Begin Data supplied
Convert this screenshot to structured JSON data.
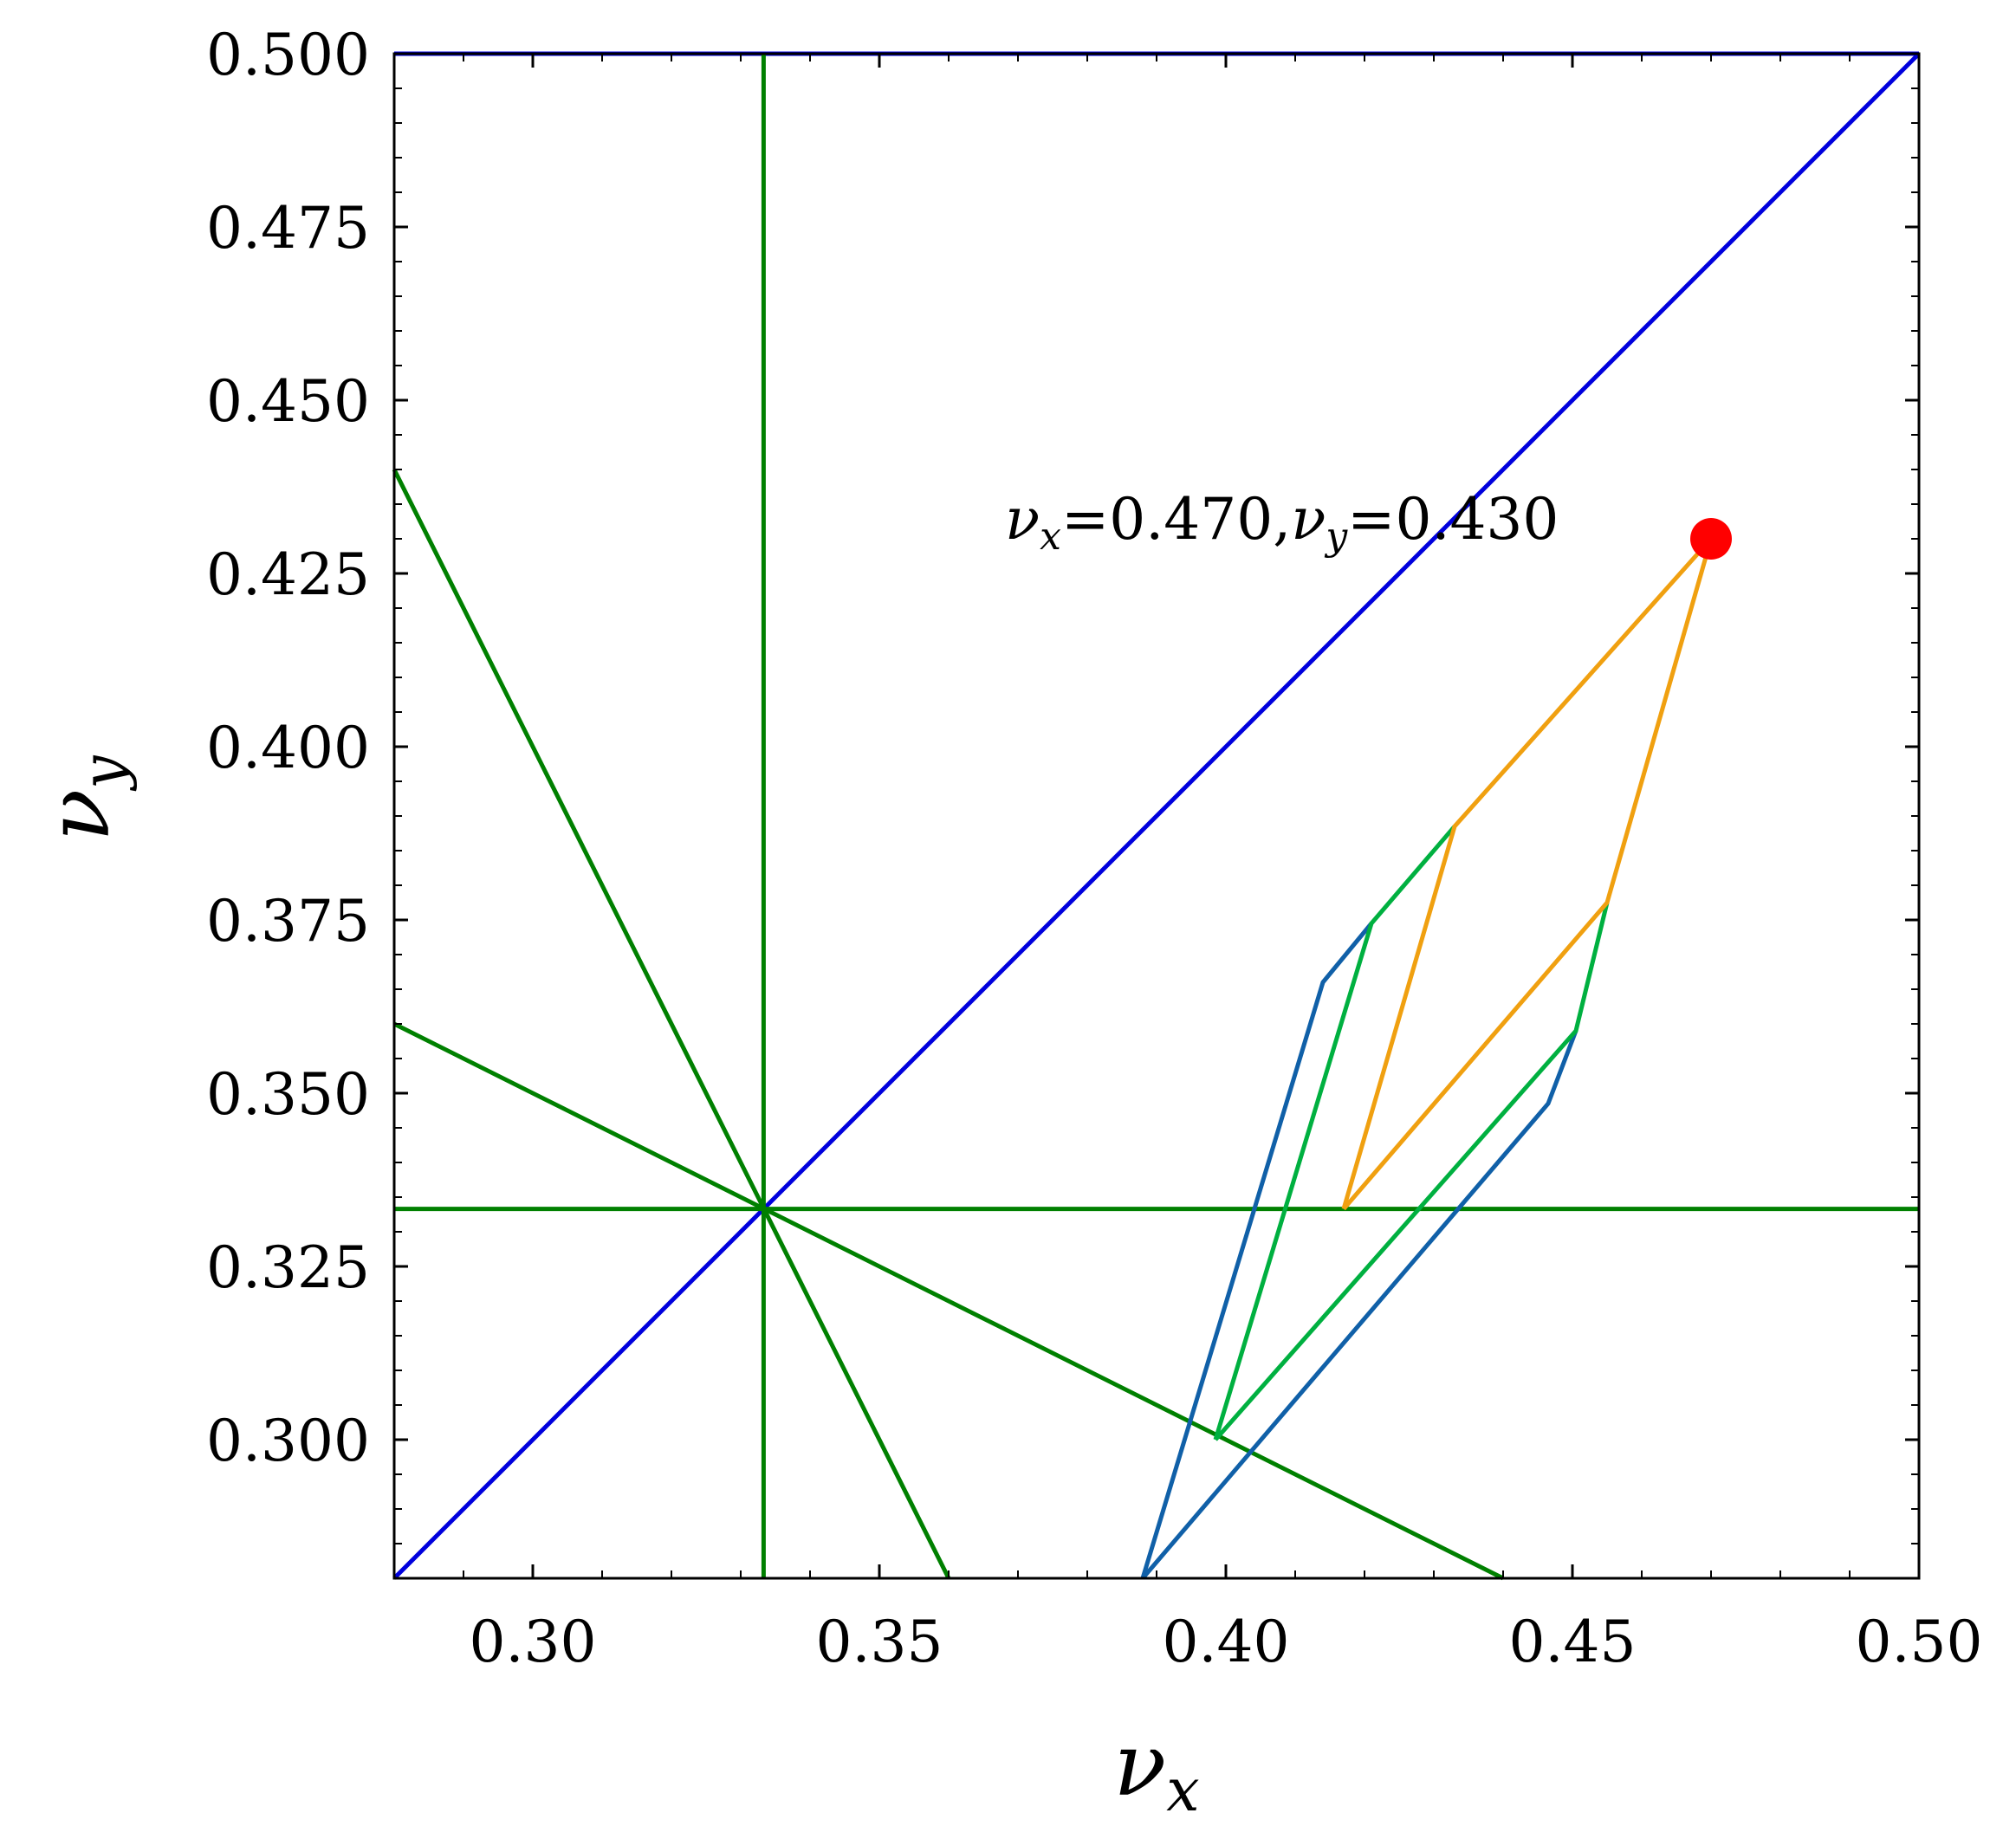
{
  "chart_data": {
    "type": "line",
    "xlabel": "ν",
    "xlabel_sub": "x",
    "ylabel": "ν",
    "ylabel_sub": "y",
    "xlim": [
      0.28,
      0.5
    ],
    "ylim": [
      0.28,
      0.5
    ],
    "x_ticks": [
      0.3,
      0.35,
      0.4,
      0.45,
      0.5
    ],
    "x_tick_labels": [
      "0.30",
      "0.35",
      "0.40",
      "0.45",
      "0.50"
    ],
    "y_ticks": [
      0.3,
      0.325,
      0.35,
      0.375,
      0.4,
      0.425,
      0.45,
      0.475,
      0.5
    ],
    "y_tick_labels": [
      "0.300",
      "0.325",
      "0.350",
      "0.375",
      "0.400",
      "0.425",
      "0.450",
      "0.475",
      "0.500"
    ],
    "grid": false,
    "series": [
      {
        "color": "#0000dd",
        "x": [
          0.28,
          0.5
        ],
        "y": [
          0.28,
          0.5
        ]
      },
      {
        "color": "#0000dd",
        "x": [
          0.28,
          0.5
        ],
        "y": [
          0.5,
          0.5
        ]
      },
      {
        "color": "#008000",
        "x": [
          0.3333,
          0.3333
        ],
        "y": [
          0.28,
          0.5
        ]
      },
      {
        "color": "#008000",
        "x": [
          0.28,
          0.5
        ],
        "y": [
          0.3333,
          0.3333
        ]
      },
      {
        "color": "#008000",
        "x": [
          0.28,
          0.36
        ],
        "y": [
          0.44,
          0.28
        ]
      },
      {
        "color": "#008000",
        "x": [
          0.28,
          0.44
        ],
        "y": [
          0.36,
          0.28
        ]
      },
      {
        "color": "#1060a8",
        "x": [
          0.388,
          0.414,
          0.421
        ],
        "y": [
          0.28,
          0.366,
          0.3745
        ]
      },
      {
        "color": "#1060a8",
        "x": [
          0.388,
          0.4465,
          0.4505
        ],
        "y": [
          0.28,
          0.3485,
          0.359
        ]
      },
      {
        "color": "#00b040",
        "x": [
          0.3985,
          0.421,
          0.433
        ],
        "y": [
          0.3,
          0.3745,
          0.3885
        ]
      },
      {
        "color": "#00b040",
        "x": [
          0.3985,
          0.4505,
          0.455
        ],
        "y": [
          0.3,
          0.359,
          0.3775
        ]
      },
      {
        "color": "#f0a010",
        "x": [
          0.417,
          0.433,
          0.47
        ],
        "y": [
          0.3333,
          0.3885,
          0.43
        ]
      },
      {
        "color": "#f0a010",
        "x": [
          0.417,
          0.455,
          0.47
        ],
        "y": [
          0.3333,
          0.3775,
          0.43
        ]
      }
    ],
    "point": {
      "x": 0.47,
      "y": 0.43,
      "color": "#ff0000"
    },
    "annotation": {
      "nu": "ν",
      "x_sub": "x",
      "x_value": "=0.470,",
      "y_sub": "y",
      "y_value": "=0.430"
    }
  }
}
End Data supplied
(Task goal):
Return the material word for word. Pictures are not part of the copy.

(Task result):
Convert this screenshot to structured JSON data.
{
  "chart_data": {
    "type": "line",
    "xlabel": "ν",
    "xlabel_sub": "x",
    "ylabel": "ν",
    "ylabel_sub": "y",
    "xlim": [
      0.28,
      0.5
    ],
    "ylim": [
      0.28,
      0.5
    ],
    "x_ticks": [
      0.3,
      0.35,
      0.4,
      0.45,
      0.5
    ],
    "x_tick_labels": [
      "0.30",
      "0.35",
      "0.40",
      "0.45",
      "0.50"
    ],
    "y_ticks": [
      0.3,
      0.325,
      0.35,
      0.375,
      0.4,
      0.425,
      0.45,
      0.475,
      0.5
    ],
    "y_tick_labels": [
      "0.300",
      "0.325",
      "0.350",
      "0.375",
      "0.400",
      "0.425",
      "0.450",
      "0.475",
      "0.500"
    ],
    "grid": false,
    "series": [
      {
        "color": "#0000dd",
        "x": [
          0.28,
          0.5
        ],
        "y": [
          0.28,
          0.5
        ]
      },
      {
        "color": "#0000dd",
        "x": [
          0.28,
          0.5
        ],
        "y": [
          0.5,
          0.5
        ]
      },
      {
        "color": "#008000",
        "x": [
          0.3333,
          0.3333
        ],
        "y": [
          0.28,
          0.5
        ]
      },
      {
        "color": "#008000",
        "x": [
          0.28,
          0.5
        ],
        "y": [
          0.3333,
          0.3333
        ]
      },
      {
        "color": "#008000",
        "x": [
          0.28,
          0.36
        ],
        "y": [
          0.44,
          0.28
        ]
      },
      {
        "color": "#008000",
        "x": [
          0.28,
          0.44
        ],
        "y": [
          0.36,
          0.28
        ]
      },
      {
        "color": "#1060a8",
        "x": [
          0.388,
          0.414,
          0.421
        ],
        "y": [
          0.28,
          0.366,
          0.3745
        ]
      },
      {
        "color": "#1060a8",
        "x": [
          0.388,
          0.4465,
          0.4505
        ],
        "y": [
          0.28,
          0.3485,
          0.359
        ]
      },
      {
        "color": "#00b040",
        "x": [
          0.3985,
          0.421,
          0.433
        ],
        "y": [
          0.3,
          0.3745,
          0.3885
        ]
      },
      {
        "color": "#00b040",
        "x": [
          0.3985,
          0.4505,
          0.455
        ],
        "y": [
          0.3,
          0.359,
          0.3775
        ]
      },
      {
        "color": "#f0a010",
        "x": [
          0.417,
          0.433,
          0.47
        ],
        "y": [
          0.3333,
          0.3885,
          0.43
        ]
      },
      {
        "color": "#f0a010",
        "x": [
          0.417,
          0.455,
          0.47
        ],
        "y": [
          0.3333,
          0.3775,
          0.43
        ]
      }
    ],
    "point": {
      "x": 0.47,
      "y": 0.43,
      "color": "#ff0000"
    },
    "annotation": {
      "nu": "ν",
      "x_sub": "x",
      "x_value": "=0.470,",
      "y_sub": "y",
      "y_value": "=0.430"
    }
  }
}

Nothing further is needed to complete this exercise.